◆ Challenge: Give every line from the entries that contains "color".

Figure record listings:

Start

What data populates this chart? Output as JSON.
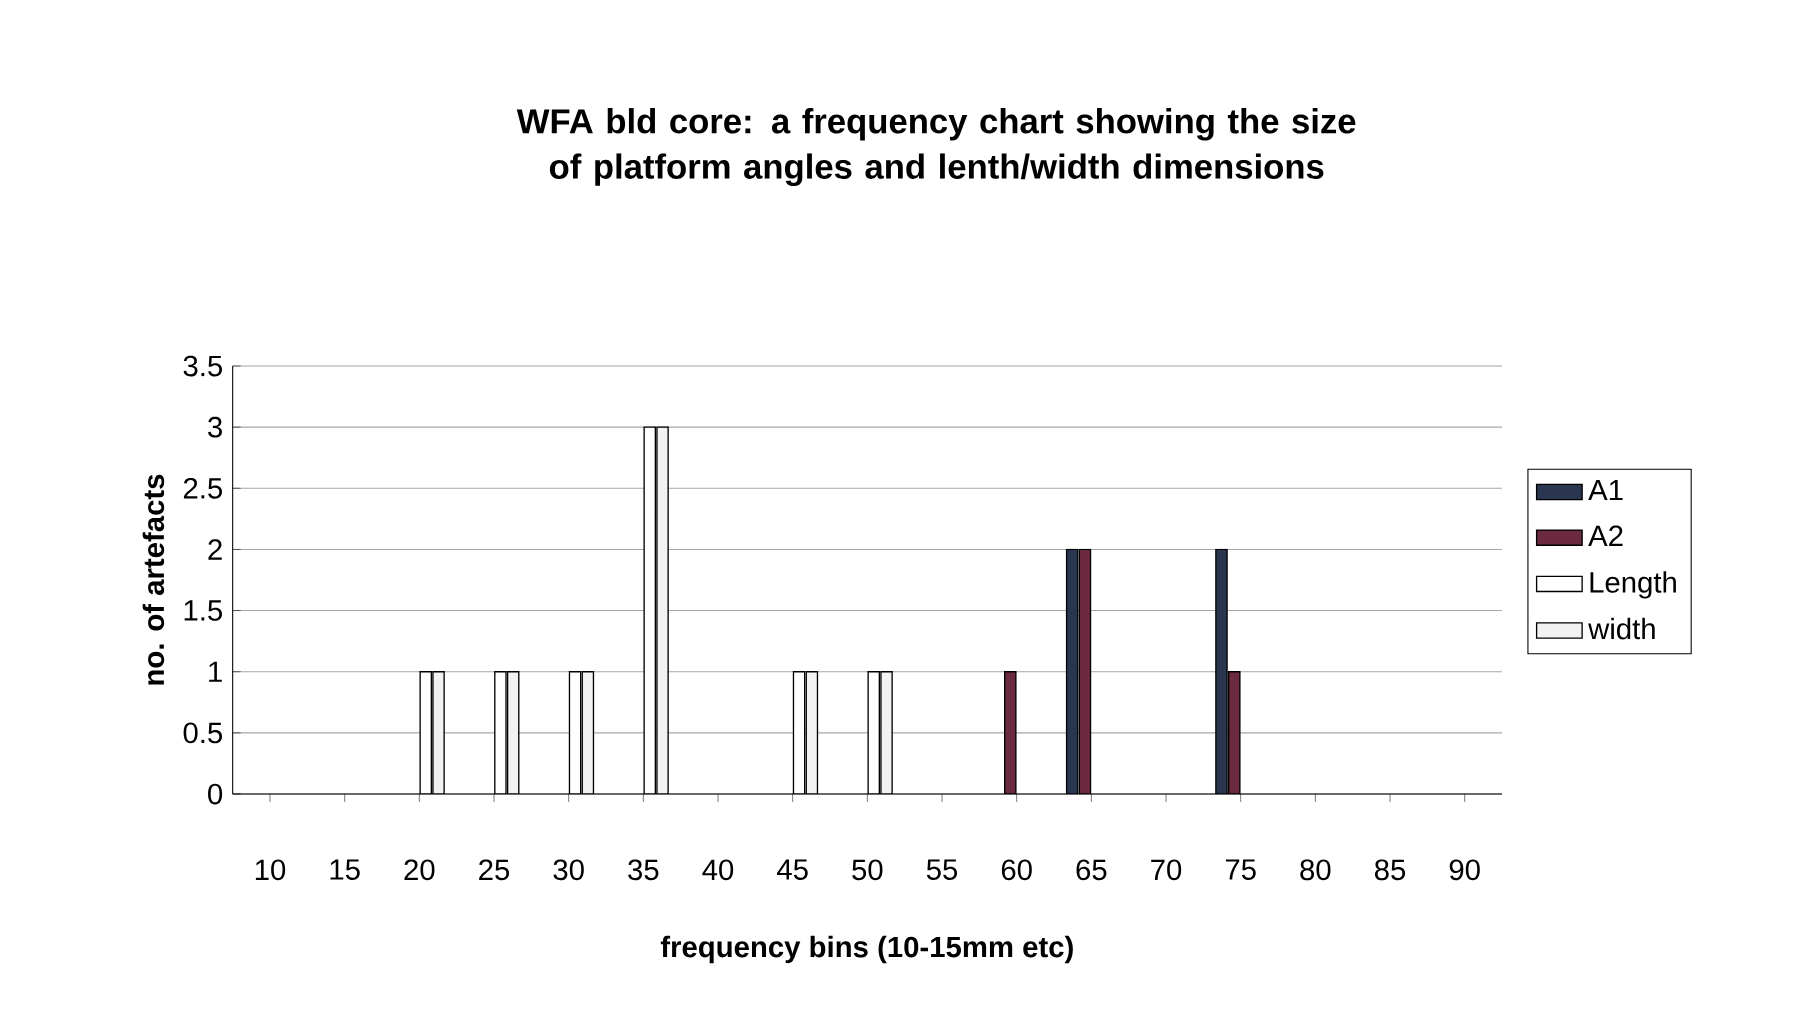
{
  "chart_data": {
    "type": "bar",
    "title": "WFA bld core: a frequency chart showing the size of platform angles and lenth/width dimensions",
    "xlabel": "frequency bins (10-15mm etc)",
    "ylabel": "no. of artefacts",
    "categories": [
      "10",
      "15",
      "20",
      "25",
      "30",
      "35",
      "40",
      "45",
      "50",
      "55",
      "60",
      "65",
      "70",
      "75",
      "80",
      "85",
      "90"
    ],
    "series": [
      {
        "name": "A1",
        "color": "#2a3550",
        "values": [
          null,
          null,
          null,
          null,
          null,
          null,
          null,
          null,
          null,
          null,
          null,
          2,
          null,
          2,
          null,
          null,
          null
        ]
      },
      {
        "name": "A2",
        "color": "#6b2a3f",
        "values": [
          null,
          null,
          null,
          null,
          null,
          null,
          null,
          null,
          null,
          null,
          1,
          2,
          null,
          1,
          null,
          null,
          null
        ]
      },
      {
        "name": "Length",
        "color": "#ffffff",
        "values": [
          null,
          null,
          1,
          1,
          1,
          3,
          null,
          1,
          1,
          null,
          null,
          null,
          null,
          null,
          null,
          null,
          null
        ]
      },
      {
        "name": "width",
        "color": "#f2f2f2",
        "values": [
          null,
          null,
          1,
          1,
          1,
          3,
          null,
          1,
          1,
          null,
          null,
          null,
          null,
          null,
          null,
          null,
          null
        ]
      }
    ],
    "ylim": [
      0,
      3.5
    ],
    "yticks": [
      0,
      0.5,
      1,
      1.5,
      2,
      2.5,
      3,
      3.5
    ],
    "grid": "y",
    "legend": "right"
  }
}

End

◆ Task output:
        "color": "#2a3550",
        "color": "#6b2a3f",
        "color": "#ffffff",
        "color": "#f2f2f2",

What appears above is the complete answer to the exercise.